start

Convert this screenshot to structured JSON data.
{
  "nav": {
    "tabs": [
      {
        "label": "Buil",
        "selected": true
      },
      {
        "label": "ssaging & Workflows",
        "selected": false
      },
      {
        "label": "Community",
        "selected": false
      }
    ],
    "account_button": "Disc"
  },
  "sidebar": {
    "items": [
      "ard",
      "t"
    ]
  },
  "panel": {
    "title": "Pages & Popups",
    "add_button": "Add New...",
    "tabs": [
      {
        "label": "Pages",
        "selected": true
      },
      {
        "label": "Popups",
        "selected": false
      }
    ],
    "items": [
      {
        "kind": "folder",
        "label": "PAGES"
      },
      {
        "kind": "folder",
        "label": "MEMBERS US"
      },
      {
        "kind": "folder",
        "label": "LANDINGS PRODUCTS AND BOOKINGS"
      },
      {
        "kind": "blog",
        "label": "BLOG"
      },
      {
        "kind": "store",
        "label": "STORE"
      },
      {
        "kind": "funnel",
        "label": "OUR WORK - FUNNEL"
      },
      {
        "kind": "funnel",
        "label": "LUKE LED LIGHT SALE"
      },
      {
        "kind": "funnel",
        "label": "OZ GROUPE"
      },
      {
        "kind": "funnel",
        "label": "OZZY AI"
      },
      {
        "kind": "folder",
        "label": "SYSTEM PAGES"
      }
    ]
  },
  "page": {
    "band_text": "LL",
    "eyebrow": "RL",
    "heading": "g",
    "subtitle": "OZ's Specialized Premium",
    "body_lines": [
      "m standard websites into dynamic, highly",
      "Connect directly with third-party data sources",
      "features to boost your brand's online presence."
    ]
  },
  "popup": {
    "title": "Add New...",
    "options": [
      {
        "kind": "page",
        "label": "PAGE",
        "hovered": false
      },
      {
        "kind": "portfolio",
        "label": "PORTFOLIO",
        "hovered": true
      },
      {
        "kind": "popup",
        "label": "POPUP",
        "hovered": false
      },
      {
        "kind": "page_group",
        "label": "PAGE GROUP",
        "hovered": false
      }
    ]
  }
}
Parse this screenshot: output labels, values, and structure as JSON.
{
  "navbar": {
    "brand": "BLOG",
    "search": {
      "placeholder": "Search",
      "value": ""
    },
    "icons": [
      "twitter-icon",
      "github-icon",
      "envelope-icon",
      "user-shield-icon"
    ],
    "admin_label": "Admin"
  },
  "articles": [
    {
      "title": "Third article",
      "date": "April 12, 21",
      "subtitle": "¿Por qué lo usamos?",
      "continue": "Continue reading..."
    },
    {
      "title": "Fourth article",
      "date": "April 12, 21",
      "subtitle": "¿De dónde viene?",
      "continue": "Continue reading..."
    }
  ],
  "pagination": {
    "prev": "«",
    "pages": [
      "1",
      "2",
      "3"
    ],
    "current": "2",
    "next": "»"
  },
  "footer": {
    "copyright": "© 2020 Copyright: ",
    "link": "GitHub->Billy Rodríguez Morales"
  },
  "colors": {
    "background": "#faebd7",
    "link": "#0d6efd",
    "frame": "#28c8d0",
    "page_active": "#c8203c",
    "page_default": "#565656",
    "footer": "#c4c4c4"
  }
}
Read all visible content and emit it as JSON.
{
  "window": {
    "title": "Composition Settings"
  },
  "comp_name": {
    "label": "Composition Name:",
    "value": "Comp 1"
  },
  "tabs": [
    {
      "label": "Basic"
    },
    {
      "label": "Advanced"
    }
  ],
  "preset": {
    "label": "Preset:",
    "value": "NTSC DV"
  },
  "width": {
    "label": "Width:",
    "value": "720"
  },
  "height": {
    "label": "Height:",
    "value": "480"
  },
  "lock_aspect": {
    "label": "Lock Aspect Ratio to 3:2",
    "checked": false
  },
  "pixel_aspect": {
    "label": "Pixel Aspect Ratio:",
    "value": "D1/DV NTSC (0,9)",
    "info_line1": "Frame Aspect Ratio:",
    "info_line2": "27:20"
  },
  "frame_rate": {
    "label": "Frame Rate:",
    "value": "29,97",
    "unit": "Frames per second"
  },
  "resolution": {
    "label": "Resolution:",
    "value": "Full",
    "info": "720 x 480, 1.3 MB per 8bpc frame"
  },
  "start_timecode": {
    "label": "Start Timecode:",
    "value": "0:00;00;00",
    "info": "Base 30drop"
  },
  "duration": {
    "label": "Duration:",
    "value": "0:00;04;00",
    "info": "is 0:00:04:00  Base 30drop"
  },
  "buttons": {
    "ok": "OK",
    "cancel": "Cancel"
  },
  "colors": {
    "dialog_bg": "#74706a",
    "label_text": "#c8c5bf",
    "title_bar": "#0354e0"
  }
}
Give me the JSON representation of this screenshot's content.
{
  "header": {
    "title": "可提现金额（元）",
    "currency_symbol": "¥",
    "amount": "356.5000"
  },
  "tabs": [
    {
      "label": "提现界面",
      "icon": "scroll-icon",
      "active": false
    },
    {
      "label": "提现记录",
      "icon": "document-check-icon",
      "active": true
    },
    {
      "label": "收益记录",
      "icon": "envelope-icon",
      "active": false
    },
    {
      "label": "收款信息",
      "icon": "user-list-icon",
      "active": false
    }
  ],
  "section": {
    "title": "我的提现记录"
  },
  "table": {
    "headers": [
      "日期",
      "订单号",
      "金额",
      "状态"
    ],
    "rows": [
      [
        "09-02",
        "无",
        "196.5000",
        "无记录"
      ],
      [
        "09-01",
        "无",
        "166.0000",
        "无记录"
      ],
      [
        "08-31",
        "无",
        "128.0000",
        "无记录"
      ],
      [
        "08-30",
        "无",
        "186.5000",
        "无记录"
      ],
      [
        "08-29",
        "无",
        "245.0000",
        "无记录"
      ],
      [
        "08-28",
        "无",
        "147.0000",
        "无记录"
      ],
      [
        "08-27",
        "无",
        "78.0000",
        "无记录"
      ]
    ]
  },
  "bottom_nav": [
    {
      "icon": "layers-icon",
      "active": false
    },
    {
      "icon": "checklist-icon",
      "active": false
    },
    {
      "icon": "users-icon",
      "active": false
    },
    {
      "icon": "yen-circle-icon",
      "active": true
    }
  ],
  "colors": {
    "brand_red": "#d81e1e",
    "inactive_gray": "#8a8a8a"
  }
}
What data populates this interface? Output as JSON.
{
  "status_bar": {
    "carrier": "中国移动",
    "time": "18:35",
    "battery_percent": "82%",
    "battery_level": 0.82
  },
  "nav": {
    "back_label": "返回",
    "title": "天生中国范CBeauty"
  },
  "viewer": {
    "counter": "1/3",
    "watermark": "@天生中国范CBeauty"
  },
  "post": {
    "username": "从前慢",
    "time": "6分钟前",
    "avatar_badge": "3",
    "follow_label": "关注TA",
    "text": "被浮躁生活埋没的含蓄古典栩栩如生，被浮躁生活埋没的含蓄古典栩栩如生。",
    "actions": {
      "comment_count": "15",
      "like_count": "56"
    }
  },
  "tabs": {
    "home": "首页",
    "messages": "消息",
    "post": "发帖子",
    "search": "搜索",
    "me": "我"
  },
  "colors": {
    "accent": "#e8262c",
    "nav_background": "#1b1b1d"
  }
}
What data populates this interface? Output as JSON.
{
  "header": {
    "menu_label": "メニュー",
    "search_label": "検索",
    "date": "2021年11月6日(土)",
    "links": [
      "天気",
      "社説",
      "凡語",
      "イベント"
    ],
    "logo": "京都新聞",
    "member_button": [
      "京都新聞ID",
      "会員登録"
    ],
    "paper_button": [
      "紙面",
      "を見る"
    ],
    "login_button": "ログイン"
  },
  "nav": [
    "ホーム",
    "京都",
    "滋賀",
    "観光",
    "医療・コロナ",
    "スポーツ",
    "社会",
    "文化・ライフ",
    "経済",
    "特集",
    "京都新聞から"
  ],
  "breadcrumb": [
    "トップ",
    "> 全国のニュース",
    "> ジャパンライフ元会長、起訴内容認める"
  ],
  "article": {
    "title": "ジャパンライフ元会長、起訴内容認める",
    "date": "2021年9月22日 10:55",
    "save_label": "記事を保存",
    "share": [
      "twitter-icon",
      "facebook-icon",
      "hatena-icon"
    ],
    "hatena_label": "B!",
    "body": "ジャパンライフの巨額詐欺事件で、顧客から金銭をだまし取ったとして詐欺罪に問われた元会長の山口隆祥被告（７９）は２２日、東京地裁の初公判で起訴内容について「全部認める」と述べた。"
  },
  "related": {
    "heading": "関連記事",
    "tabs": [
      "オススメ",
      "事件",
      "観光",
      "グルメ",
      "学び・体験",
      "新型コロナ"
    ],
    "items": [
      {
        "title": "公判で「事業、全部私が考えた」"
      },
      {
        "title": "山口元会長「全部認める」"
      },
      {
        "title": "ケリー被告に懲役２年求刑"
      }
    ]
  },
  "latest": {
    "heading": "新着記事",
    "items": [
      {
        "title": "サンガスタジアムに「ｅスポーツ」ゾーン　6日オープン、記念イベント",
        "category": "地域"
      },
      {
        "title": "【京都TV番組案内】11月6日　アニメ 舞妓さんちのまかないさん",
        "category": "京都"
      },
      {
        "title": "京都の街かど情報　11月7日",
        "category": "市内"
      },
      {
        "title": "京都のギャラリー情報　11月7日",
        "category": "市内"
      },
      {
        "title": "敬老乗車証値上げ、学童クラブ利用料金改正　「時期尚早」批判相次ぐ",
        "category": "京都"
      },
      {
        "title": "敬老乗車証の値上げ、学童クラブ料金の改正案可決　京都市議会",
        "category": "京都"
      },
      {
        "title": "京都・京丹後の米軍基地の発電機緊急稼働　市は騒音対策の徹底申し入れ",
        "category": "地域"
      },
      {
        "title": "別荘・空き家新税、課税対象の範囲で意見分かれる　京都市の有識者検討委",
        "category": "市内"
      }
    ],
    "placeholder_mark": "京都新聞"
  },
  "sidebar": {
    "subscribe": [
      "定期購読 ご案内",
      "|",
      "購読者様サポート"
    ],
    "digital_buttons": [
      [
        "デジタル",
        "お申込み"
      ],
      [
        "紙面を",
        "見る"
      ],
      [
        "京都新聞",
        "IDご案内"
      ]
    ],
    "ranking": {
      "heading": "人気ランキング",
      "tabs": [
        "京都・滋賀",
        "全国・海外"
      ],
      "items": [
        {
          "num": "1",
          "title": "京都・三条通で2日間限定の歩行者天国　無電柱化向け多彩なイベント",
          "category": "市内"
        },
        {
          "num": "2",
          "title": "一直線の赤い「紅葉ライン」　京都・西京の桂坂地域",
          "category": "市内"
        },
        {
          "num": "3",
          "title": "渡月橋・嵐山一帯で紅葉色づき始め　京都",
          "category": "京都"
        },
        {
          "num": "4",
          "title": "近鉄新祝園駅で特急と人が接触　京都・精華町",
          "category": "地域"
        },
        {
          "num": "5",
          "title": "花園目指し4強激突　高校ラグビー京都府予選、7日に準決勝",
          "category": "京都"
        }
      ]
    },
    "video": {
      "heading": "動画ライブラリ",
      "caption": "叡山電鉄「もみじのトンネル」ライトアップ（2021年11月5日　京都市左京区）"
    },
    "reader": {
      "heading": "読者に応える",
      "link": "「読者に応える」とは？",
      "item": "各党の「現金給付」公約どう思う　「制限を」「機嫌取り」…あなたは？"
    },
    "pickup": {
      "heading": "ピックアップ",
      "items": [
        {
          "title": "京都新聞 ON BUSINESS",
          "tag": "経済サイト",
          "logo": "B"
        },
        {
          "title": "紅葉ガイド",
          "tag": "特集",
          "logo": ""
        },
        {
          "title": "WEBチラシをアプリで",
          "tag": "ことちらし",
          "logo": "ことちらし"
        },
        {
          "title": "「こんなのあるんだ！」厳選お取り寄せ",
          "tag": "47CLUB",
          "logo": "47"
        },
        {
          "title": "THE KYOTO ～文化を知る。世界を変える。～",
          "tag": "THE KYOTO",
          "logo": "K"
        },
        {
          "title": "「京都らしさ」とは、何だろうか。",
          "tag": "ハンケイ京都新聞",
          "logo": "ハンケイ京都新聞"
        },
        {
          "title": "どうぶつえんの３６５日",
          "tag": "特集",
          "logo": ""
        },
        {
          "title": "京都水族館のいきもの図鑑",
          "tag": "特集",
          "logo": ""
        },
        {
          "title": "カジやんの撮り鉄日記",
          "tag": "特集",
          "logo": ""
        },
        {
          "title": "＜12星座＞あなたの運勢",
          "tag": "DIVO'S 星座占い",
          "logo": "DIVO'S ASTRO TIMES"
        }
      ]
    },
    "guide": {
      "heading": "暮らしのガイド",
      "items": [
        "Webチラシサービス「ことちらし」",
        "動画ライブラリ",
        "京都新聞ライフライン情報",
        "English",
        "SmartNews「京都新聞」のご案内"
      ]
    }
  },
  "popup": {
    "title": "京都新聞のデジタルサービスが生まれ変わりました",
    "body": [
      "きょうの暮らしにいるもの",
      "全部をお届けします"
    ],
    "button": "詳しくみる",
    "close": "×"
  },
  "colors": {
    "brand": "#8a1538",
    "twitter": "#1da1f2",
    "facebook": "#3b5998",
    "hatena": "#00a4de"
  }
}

end

Copy all lines from the material that contain "Composition".

* **THE ANSWER**:
    "title": "Composition Settings"
    "label": "Composition Name:",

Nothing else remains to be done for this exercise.